Begin

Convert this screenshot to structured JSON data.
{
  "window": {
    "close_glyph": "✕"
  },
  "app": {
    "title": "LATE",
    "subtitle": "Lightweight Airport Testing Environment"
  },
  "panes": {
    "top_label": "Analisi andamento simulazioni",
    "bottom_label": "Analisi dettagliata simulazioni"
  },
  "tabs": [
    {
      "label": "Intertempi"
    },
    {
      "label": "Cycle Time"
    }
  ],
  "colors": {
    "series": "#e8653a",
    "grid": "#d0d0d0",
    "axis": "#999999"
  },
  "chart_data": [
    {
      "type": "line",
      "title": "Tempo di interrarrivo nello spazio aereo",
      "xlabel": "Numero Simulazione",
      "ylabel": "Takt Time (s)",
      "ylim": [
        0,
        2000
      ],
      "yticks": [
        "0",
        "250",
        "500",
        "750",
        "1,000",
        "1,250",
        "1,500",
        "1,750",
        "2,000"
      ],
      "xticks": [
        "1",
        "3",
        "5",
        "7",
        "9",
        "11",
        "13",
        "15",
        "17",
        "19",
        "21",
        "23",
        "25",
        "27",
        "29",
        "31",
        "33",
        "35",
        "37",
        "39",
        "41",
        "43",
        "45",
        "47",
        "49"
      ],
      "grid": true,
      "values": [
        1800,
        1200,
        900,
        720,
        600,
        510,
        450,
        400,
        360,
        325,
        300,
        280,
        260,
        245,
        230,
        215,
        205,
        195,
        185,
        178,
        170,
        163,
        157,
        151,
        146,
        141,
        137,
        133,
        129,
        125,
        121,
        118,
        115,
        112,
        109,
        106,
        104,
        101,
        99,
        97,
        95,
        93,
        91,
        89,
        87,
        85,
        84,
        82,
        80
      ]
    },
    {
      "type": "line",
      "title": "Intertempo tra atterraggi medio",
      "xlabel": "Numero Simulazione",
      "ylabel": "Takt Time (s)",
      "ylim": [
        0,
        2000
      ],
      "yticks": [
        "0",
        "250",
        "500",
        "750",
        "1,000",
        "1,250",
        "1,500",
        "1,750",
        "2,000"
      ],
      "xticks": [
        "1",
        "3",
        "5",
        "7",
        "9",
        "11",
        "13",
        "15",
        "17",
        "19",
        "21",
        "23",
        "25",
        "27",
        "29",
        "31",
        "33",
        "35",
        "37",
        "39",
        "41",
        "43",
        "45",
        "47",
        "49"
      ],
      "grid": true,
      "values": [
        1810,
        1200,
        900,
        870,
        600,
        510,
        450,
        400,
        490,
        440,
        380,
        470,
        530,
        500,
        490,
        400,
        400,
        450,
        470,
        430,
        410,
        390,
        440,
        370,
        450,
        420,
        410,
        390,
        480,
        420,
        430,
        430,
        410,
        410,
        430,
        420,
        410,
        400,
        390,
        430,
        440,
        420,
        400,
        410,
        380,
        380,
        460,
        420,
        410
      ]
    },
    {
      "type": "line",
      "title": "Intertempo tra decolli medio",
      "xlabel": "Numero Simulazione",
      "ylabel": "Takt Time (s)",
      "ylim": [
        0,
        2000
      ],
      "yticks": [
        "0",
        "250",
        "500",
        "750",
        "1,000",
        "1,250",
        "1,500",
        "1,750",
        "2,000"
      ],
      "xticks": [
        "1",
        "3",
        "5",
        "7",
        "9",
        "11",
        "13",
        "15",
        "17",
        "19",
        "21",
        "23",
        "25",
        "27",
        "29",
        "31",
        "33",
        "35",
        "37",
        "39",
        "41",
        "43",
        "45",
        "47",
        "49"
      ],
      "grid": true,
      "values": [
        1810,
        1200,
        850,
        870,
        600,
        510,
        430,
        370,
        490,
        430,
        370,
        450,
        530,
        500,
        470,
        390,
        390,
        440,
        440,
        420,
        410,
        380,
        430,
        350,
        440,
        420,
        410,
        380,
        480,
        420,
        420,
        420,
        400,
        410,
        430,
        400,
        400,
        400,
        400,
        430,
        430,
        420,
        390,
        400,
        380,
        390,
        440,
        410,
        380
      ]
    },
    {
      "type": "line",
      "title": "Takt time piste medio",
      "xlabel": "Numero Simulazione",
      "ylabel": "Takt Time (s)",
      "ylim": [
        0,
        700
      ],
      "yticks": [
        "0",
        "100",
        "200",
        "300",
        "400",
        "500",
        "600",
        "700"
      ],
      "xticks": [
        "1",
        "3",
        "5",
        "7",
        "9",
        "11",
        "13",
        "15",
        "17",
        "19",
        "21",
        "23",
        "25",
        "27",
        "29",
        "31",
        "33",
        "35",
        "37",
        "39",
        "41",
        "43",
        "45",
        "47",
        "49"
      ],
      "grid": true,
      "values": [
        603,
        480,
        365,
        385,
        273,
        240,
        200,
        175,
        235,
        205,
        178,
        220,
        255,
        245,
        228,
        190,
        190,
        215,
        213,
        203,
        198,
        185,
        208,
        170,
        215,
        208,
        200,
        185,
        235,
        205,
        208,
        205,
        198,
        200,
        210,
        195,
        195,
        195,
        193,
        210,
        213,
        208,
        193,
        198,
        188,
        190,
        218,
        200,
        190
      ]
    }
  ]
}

End

== INSTRUCTIONS TO FOLLOW ==
Set down the material above again, word for word.

== COMPLETE OUTPUT ==
Convert this screenshot to structured JSON data.
{
  "window": {
    "close_glyph": "✕"
  },
  "app": {
    "title": "LATE",
    "subtitle": "Lightweight Airport Testing Environment"
  },
  "panes": {
    "top_label": "Analisi andamento simulazioni",
    "bottom_label": "Analisi dettagliata simulazioni"
  },
  "tabs": [
    {
      "label": "Intertempi"
    },
    {
      "label": "Cycle Time"
    }
  ],
  "colors": {
    "series": "#e8653a",
    "grid": "#d0d0d0",
    "axis": "#999999"
  },
  "chart_data": [
    {
      "type": "line",
      "title": "Tempo di interrarrivo nello spazio aereo",
      "xlabel": "Numero Simulazione",
      "ylabel": "Takt Time (s)",
      "ylim": [
        0,
        2000
      ],
      "yticks": [
        "0",
        "250",
        "500",
        "750",
        "1,000",
        "1,250",
        "1,500",
        "1,750",
        "2,000"
      ],
      "xticks": [
        "1",
        "3",
        "5",
        "7",
        "9",
        "11",
        "13",
        "15",
        "17",
        "19",
        "21",
        "23",
        "25",
        "27",
        "29",
        "31",
        "33",
        "35",
        "37",
        "39",
        "41",
        "43",
        "45",
        "47",
        "49"
      ],
      "grid": true,
      "values": [
        1800,
        1200,
        900,
        720,
        600,
        510,
        450,
        400,
        360,
        325,
        300,
        280,
        260,
        245,
        230,
        215,
        205,
        195,
        185,
        178,
        170,
        163,
        157,
        151,
        146,
        141,
        137,
        133,
        129,
        125,
        121,
        118,
        115,
        112,
        109,
        106,
        104,
        101,
        99,
        97,
        95,
        93,
        91,
        89,
        87,
        85,
        84,
        82,
        80
      ]
    },
    {
      "type": "line",
      "title": "Intertempo tra atterraggi medio",
      "xlabel": "Numero Simulazione",
      "ylabel": "Takt Time (s)",
      "ylim": [
        0,
        2000
      ],
      "yticks": [
        "0",
        "250",
        "500",
        "750",
        "1,000",
        "1,250",
        "1,500",
        "1,750",
        "2,000"
      ],
      "xticks": [
        "1",
        "3",
        "5",
        "7",
        "9",
        "11",
        "13",
        "15",
        "17",
        "19",
        "21",
        "23",
        "25",
        "27",
        "29",
        "31",
        "33",
        "35",
        "37",
        "39",
        "41",
        "43",
        "45",
        "47",
        "49"
      ],
      "grid": true,
      "values": [
        1810,
        1200,
        900,
        870,
        600,
        510,
        450,
        400,
        490,
        440,
        380,
        470,
        530,
        500,
        490,
        400,
        400,
        450,
        470,
        430,
        410,
        390,
        440,
        370,
        450,
        420,
        410,
        390,
        480,
        420,
        430,
        430,
        410,
        410,
        430,
        420,
        410,
        400,
        390,
        430,
        440,
        420,
        400,
        410,
        380,
        380,
        460,
        420,
        410
      ]
    },
    {
      "type": "line",
      "title": "Intertempo tra decolli medio",
      "xlabel": "Numero Simulazione",
      "ylabel": "Takt Time (s)",
      "ylim": [
        0,
        2000
      ],
      "yticks": [
        "0",
        "250",
        "500",
        "750",
        "1,000",
        "1,250",
        "1,500",
        "1,750",
        "2,000"
      ],
      "xticks": [
        "1",
        "3",
        "5",
        "7",
        "9",
        "11",
        "13",
        "15",
        "17",
        "19",
        "21",
        "23",
        "25",
        "27",
        "29",
        "31",
        "33",
        "35",
        "37",
        "39",
        "41",
        "43",
        "45",
        "47",
        "49"
      ],
      "grid": true,
      "values": [
        1810,
        1200,
        850,
        870,
        600,
        510,
        430,
        370,
        490,
        430,
        370,
        450,
        530,
        500,
        470,
        390,
        390,
        440,
        440,
        420,
        410,
        380,
        430,
        350,
        440,
        420,
        410,
        380,
        480,
        420,
        420,
        420,
        400,
        410,
        430,
        400,
        400,
        400,
        400,
        430,
        430,
        420,
        390,
        400,
        380,
        390,
        440,
        410,
        380
      ]
    },
    {
      "type": "line",
      "title": "Takt time piste medio",
      "xlabel": "Numero Simulazione",
      "ylabel": "Takt Time (s)",
      "ylim": [
        0,
        700
      ],
      "yticks": [
        "0",
        "100",
        "200",
        "300",
        "400",
        "500",
        "600",
        "700"
      ],
      "xticks": [
        "1",
        "3",
        "5",
        "7",
        "9",
        "11",
        "13",
        "15",
        "17",
        "19",
        "21",
        "23",
        "25",
        "27",
        "29",
        "31",
        "33",
        "35",
        "37",
        "39",
        "41",
        "43",
        "45",
        "47",
        "49"
      ],
      "grid": true,
      "values": [
        603,
        480,
        365,
        385,
        273,
        240,
        200,
        175,
        235,
        205,
        178,
        220,
        255,
        245,
        228,
        190,
        190,
        215,
        213,
        203,
        198,
        185,
        208,
        170,
        215,
        208,
        200,
        185,
        235,
        205,
        208,
        205,
        198,
        200,
        210,
        195,
        195,
        195,
        193,
        210,
        213,
        208,
        193,
        198,
        188,
        190,
        218,
        200,
        190
      ]
    }
  ]
}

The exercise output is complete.